[AIM OF THE EXERCISE] Scan the records below. List lines holding "원숭이두창은".

[GIVEN INFORMATION]
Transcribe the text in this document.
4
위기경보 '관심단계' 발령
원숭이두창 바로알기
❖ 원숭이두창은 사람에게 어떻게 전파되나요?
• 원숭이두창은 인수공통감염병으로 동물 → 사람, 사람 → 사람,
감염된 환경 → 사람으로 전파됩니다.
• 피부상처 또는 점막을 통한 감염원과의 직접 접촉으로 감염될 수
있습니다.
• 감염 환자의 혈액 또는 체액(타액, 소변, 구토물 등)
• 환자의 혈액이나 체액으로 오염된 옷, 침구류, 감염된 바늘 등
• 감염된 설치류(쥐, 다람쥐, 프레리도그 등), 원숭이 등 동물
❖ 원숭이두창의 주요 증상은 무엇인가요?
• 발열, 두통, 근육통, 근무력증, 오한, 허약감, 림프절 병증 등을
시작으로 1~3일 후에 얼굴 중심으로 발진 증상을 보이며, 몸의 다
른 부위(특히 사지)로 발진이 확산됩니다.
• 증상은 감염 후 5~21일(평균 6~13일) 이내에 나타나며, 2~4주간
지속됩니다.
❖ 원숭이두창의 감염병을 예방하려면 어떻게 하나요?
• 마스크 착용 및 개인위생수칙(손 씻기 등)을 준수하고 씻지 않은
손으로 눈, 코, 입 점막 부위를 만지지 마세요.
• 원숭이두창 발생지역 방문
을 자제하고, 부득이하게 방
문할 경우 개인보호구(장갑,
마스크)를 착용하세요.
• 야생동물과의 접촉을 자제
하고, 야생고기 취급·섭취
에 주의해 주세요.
* * *
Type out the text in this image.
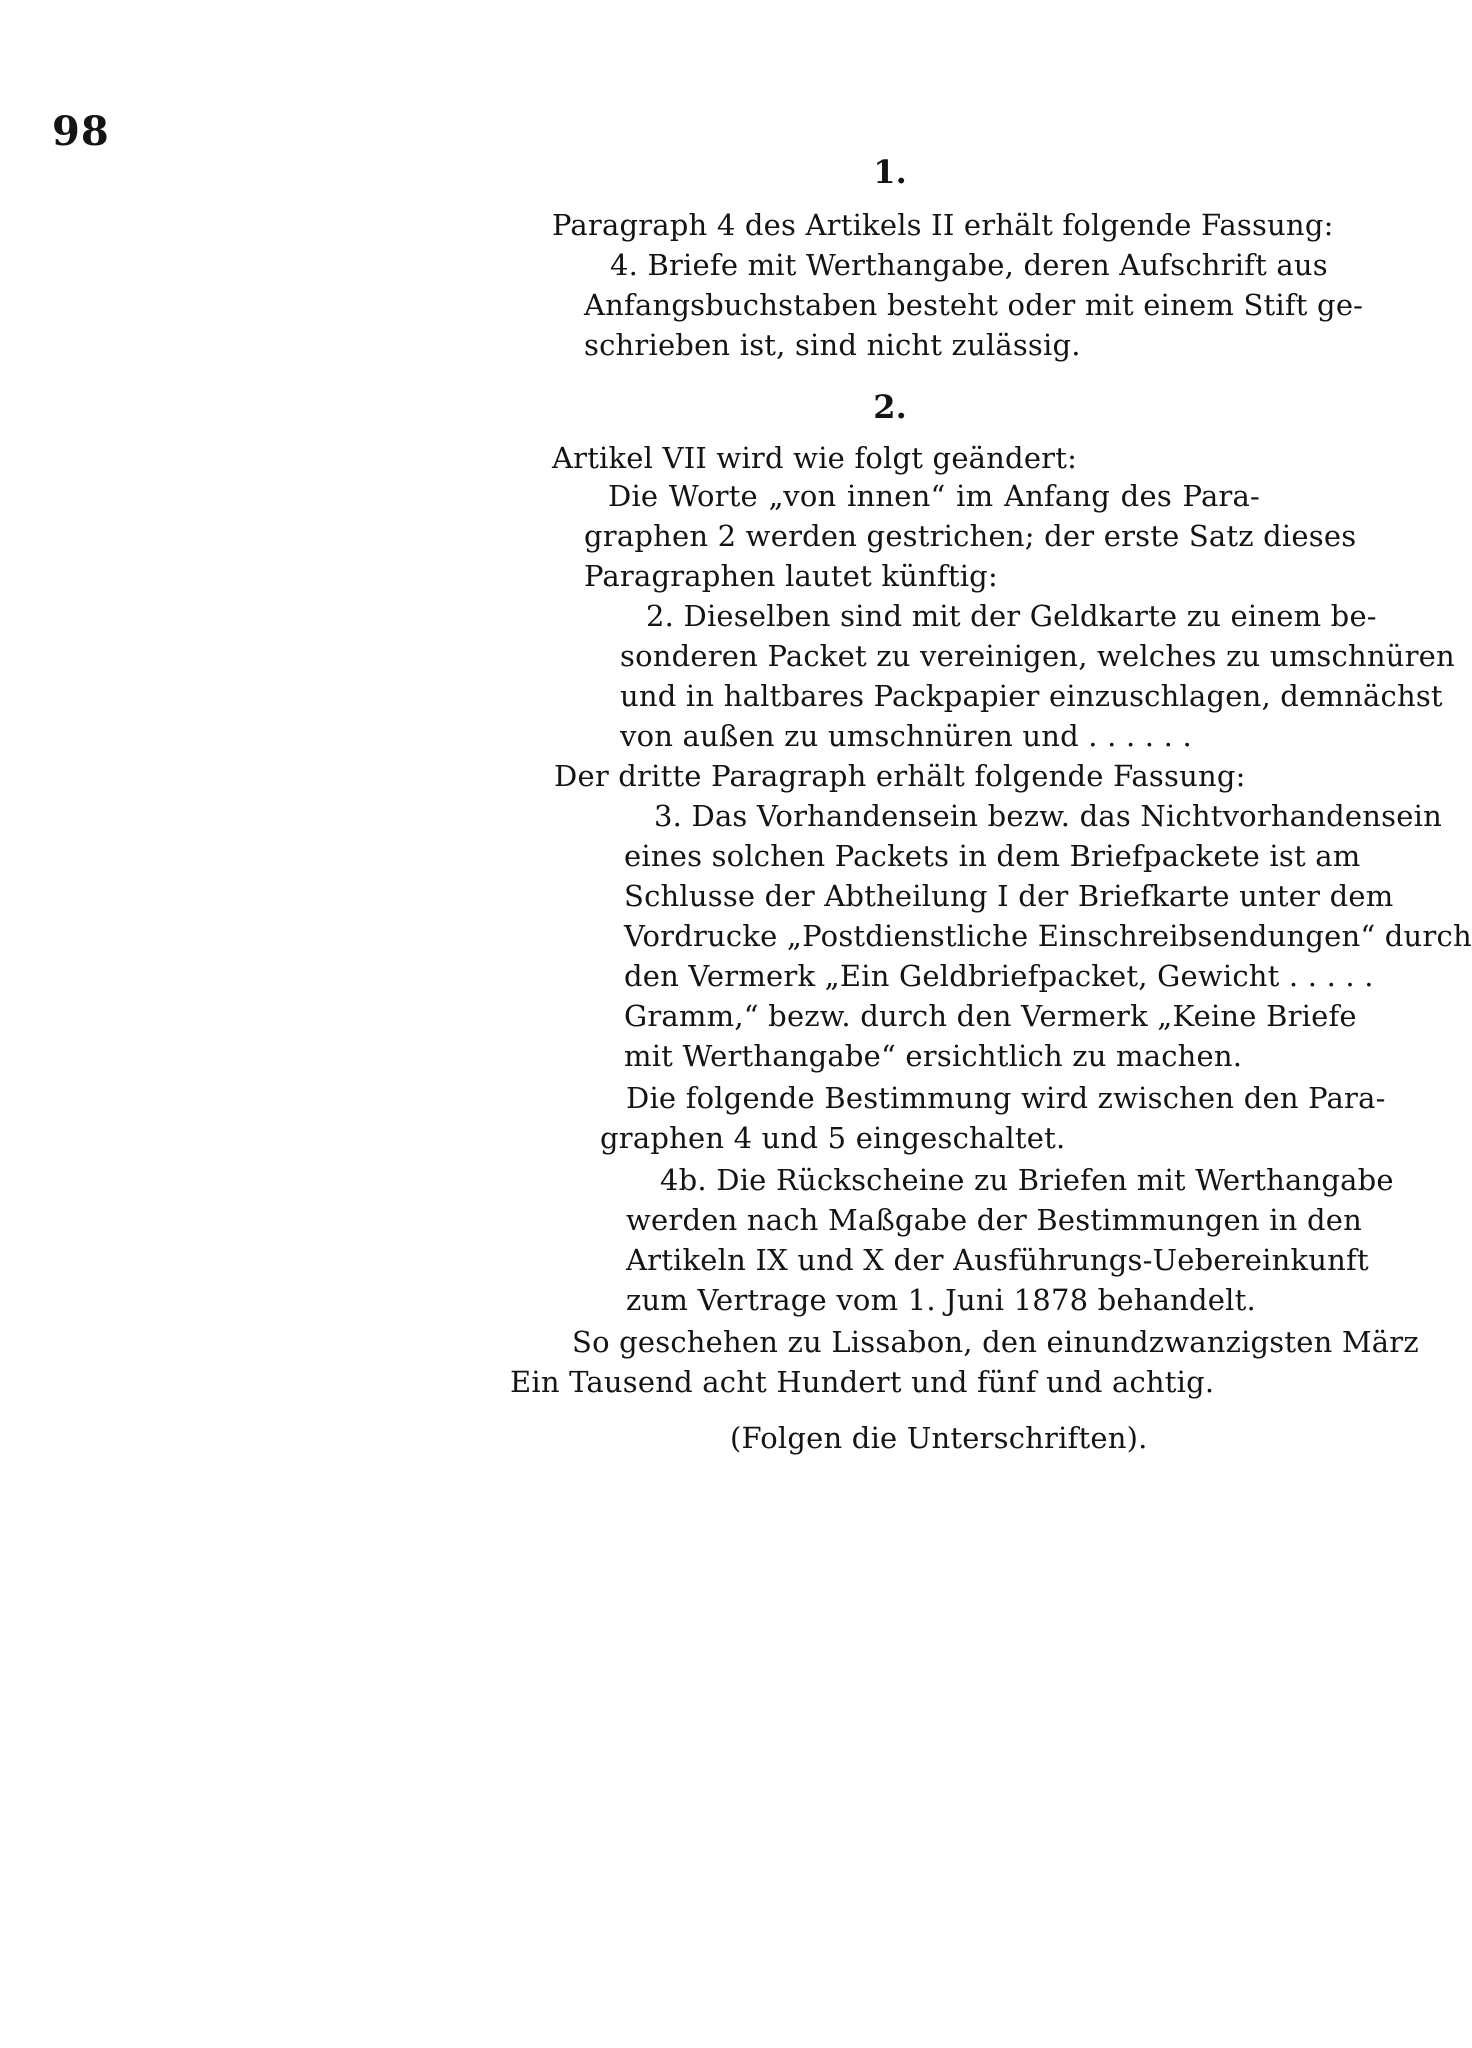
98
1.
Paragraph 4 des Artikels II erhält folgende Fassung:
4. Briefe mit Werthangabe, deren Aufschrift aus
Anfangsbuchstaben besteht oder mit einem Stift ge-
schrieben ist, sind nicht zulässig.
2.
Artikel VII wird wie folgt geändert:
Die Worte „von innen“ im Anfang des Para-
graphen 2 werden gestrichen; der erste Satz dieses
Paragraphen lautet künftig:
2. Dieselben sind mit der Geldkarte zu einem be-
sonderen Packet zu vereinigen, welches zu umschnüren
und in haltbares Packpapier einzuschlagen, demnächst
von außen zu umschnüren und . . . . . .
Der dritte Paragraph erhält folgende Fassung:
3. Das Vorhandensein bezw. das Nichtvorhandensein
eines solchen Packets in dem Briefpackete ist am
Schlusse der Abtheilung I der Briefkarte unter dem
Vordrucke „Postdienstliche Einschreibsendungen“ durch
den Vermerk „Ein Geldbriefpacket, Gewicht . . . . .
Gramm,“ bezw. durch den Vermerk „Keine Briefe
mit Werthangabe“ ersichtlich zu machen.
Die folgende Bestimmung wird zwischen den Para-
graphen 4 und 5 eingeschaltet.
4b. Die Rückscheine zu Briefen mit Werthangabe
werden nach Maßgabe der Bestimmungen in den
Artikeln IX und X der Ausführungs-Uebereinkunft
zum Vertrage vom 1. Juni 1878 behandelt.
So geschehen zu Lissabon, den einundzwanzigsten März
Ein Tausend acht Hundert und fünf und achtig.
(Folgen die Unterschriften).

[OUTPUT FOR THIS TASK]
❖ 원숭이두창은 사람에게 어떻게 전파되나요?
• 원숭이두창은 인수공통감염병으로 동물 → 사람, 사람 → 사람,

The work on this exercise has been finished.